START Records
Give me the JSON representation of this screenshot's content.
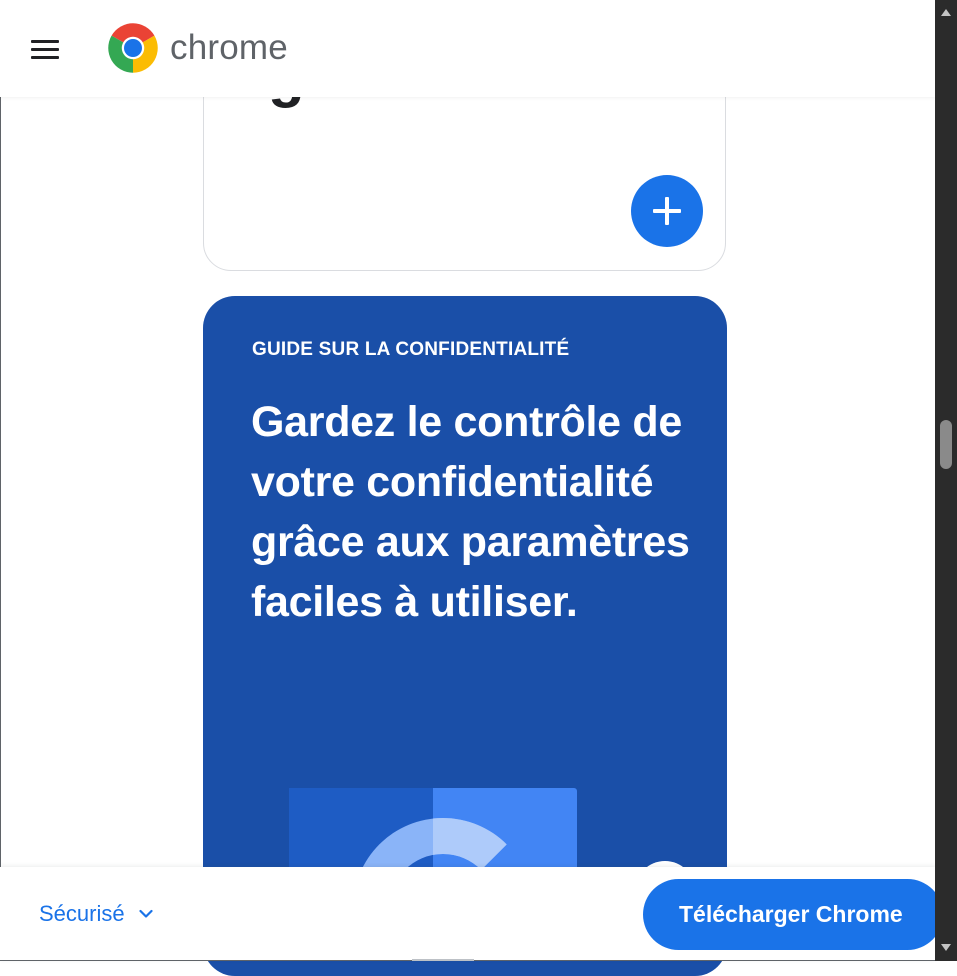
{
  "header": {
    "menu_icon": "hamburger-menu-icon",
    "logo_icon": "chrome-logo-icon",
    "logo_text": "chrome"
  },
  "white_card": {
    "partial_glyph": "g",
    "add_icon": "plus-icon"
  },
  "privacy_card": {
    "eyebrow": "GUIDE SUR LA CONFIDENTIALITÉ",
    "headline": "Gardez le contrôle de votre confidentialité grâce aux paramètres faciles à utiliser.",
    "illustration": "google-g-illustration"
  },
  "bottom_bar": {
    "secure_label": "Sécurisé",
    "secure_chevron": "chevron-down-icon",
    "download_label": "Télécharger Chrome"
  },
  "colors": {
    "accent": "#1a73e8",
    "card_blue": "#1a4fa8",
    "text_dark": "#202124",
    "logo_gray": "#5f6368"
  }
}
END Records
START Records
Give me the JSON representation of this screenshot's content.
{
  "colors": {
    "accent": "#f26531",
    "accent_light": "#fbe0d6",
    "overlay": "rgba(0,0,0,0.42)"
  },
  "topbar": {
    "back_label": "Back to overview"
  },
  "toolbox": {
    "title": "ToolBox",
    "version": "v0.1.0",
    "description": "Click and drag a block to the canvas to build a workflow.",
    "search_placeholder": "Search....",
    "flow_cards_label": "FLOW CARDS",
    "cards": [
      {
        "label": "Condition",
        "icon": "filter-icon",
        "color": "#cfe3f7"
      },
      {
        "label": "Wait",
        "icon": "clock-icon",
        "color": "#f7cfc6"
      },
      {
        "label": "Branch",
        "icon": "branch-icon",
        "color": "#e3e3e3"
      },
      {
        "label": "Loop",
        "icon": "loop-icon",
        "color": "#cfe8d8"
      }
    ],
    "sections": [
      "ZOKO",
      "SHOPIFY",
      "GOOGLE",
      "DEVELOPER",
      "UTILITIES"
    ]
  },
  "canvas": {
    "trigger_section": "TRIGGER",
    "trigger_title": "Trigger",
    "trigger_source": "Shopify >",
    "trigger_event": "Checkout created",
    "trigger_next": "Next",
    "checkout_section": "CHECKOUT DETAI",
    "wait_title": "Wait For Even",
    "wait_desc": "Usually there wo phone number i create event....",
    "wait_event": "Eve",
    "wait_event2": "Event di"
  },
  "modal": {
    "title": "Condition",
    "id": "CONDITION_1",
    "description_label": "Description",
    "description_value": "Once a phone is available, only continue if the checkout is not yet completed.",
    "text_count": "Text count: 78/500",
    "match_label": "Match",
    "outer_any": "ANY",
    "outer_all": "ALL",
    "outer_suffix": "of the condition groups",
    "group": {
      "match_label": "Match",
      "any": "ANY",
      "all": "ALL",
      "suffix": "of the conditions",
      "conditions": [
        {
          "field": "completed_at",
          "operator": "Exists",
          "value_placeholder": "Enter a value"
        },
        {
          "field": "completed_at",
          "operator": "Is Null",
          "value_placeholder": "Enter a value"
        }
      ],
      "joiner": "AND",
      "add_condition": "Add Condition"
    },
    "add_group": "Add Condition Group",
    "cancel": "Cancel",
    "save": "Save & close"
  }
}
END Records
START Records
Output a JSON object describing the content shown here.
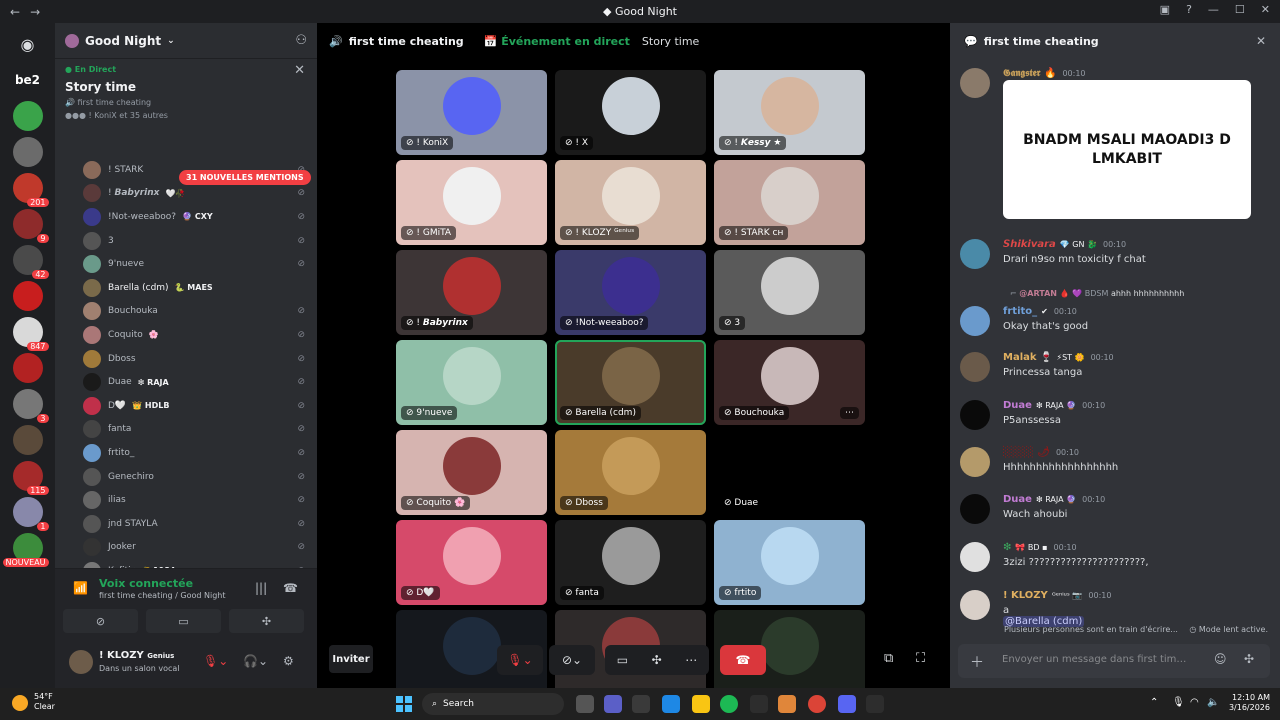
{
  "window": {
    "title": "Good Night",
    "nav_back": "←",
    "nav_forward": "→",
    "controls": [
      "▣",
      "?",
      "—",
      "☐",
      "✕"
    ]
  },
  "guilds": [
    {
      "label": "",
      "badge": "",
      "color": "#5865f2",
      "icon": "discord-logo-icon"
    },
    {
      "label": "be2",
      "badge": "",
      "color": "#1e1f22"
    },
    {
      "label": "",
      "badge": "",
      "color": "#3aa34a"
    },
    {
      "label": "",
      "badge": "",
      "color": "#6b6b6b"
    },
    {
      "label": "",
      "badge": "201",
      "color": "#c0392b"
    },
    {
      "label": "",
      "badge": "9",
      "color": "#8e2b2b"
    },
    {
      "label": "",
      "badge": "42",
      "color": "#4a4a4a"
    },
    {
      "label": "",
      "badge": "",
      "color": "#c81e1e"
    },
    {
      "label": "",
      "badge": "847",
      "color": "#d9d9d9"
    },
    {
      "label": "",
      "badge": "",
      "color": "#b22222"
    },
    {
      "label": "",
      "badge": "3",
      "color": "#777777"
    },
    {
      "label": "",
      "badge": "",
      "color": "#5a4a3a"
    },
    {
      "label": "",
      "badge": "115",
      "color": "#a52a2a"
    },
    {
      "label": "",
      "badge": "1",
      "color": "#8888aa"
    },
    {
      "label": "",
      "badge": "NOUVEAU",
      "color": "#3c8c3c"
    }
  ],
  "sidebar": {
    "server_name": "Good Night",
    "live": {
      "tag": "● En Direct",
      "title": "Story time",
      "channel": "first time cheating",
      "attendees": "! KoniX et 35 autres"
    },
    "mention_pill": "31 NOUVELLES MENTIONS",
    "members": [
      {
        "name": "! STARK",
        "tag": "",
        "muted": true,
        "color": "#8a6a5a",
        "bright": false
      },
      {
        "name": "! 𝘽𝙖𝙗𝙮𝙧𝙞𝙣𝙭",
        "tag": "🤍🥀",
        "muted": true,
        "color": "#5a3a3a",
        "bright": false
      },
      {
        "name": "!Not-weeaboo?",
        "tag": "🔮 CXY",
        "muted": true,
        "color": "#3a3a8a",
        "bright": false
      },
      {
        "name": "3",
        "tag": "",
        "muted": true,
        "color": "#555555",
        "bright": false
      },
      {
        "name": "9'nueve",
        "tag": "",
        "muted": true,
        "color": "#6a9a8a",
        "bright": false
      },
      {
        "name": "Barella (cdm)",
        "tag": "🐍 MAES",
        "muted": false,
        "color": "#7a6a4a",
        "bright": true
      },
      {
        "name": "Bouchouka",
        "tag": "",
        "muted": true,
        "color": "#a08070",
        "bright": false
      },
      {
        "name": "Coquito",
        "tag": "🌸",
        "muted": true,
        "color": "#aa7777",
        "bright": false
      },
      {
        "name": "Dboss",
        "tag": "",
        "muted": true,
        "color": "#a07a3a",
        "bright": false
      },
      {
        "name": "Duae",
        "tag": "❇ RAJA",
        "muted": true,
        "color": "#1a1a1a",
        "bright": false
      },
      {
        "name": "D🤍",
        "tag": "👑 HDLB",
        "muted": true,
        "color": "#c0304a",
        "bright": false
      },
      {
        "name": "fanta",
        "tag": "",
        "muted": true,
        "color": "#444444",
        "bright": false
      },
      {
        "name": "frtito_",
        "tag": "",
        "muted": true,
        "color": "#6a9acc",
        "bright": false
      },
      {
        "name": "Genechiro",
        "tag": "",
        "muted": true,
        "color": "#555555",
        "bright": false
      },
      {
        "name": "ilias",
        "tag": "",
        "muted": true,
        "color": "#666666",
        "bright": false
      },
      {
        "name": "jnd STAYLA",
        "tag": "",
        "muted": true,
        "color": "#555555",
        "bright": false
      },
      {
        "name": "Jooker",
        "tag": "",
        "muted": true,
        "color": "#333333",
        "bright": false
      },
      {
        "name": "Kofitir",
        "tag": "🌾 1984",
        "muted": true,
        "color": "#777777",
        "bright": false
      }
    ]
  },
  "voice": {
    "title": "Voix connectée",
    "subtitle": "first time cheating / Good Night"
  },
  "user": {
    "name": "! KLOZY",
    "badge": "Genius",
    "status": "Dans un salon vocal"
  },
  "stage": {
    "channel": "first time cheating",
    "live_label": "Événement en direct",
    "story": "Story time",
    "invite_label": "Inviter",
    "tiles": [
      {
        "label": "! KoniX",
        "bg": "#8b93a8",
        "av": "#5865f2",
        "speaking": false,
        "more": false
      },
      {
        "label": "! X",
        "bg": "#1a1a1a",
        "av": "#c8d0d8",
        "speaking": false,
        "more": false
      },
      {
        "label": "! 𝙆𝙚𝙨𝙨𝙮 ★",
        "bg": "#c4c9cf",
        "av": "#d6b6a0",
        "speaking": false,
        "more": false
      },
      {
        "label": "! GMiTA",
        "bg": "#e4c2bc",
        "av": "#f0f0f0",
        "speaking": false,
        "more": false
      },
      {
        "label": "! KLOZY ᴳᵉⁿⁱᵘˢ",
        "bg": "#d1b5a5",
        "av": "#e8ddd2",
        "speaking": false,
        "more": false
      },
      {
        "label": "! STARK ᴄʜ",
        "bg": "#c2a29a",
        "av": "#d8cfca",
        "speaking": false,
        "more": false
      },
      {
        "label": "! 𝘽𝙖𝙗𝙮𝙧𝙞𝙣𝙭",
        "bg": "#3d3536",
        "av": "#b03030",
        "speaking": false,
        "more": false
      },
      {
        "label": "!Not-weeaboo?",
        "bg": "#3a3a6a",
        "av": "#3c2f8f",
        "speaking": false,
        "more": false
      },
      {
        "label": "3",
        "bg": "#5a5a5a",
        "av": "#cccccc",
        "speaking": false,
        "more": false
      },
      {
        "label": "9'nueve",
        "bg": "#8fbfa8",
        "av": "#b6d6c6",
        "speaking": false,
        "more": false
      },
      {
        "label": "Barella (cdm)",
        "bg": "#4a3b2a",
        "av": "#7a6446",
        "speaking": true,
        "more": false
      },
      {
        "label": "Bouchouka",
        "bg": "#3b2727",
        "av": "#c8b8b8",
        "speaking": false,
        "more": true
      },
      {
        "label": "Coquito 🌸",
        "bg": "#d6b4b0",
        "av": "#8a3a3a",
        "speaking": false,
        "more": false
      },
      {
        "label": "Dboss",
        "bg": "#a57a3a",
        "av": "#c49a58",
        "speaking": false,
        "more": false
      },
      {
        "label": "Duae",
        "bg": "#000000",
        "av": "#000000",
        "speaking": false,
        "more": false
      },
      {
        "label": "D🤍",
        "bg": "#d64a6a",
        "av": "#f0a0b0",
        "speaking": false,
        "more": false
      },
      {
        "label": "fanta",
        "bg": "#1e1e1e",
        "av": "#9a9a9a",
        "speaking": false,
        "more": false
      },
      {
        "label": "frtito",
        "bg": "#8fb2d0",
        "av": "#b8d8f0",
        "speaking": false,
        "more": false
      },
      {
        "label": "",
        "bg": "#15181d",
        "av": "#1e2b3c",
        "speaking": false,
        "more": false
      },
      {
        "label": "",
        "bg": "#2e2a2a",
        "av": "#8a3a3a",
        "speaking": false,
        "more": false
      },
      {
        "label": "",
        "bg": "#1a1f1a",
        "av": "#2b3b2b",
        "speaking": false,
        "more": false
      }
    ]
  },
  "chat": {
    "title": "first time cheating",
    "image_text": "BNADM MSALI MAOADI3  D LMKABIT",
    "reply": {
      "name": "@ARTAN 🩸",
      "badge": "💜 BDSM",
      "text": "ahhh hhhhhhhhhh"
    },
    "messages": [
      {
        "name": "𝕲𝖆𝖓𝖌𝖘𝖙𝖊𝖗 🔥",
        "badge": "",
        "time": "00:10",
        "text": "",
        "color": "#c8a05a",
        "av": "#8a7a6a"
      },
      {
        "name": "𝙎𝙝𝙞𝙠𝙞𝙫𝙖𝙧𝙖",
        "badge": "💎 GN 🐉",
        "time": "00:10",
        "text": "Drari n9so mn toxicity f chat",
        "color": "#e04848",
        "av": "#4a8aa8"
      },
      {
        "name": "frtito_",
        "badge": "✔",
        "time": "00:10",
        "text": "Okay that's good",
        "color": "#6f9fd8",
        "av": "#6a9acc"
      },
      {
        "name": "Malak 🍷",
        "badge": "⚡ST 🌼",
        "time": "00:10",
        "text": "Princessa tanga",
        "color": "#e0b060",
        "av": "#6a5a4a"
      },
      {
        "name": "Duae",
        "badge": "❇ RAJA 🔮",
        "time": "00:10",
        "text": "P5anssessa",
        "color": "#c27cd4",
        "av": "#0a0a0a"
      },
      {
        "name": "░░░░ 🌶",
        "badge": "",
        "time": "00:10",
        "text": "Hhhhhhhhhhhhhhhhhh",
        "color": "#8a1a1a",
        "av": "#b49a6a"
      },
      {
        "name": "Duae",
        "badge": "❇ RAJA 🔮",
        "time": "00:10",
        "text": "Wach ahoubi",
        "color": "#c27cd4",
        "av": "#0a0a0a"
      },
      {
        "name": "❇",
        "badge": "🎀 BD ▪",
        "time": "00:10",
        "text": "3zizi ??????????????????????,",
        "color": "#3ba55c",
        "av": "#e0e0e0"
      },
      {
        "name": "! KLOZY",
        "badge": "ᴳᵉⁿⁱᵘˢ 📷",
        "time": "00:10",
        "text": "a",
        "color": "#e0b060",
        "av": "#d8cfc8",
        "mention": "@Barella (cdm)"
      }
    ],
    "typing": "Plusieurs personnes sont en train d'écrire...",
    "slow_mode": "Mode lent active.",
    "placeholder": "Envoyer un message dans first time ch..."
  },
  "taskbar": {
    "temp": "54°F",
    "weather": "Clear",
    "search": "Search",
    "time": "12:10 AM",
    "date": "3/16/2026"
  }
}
END Records
Instructions for the task:
Reproduce each line from the records that contains the word "Barella".

Output of the task:
        "name": "Barella (cdm)",
        "label": "Barella (cdm)",
        "mention": "@Barella (cdm)"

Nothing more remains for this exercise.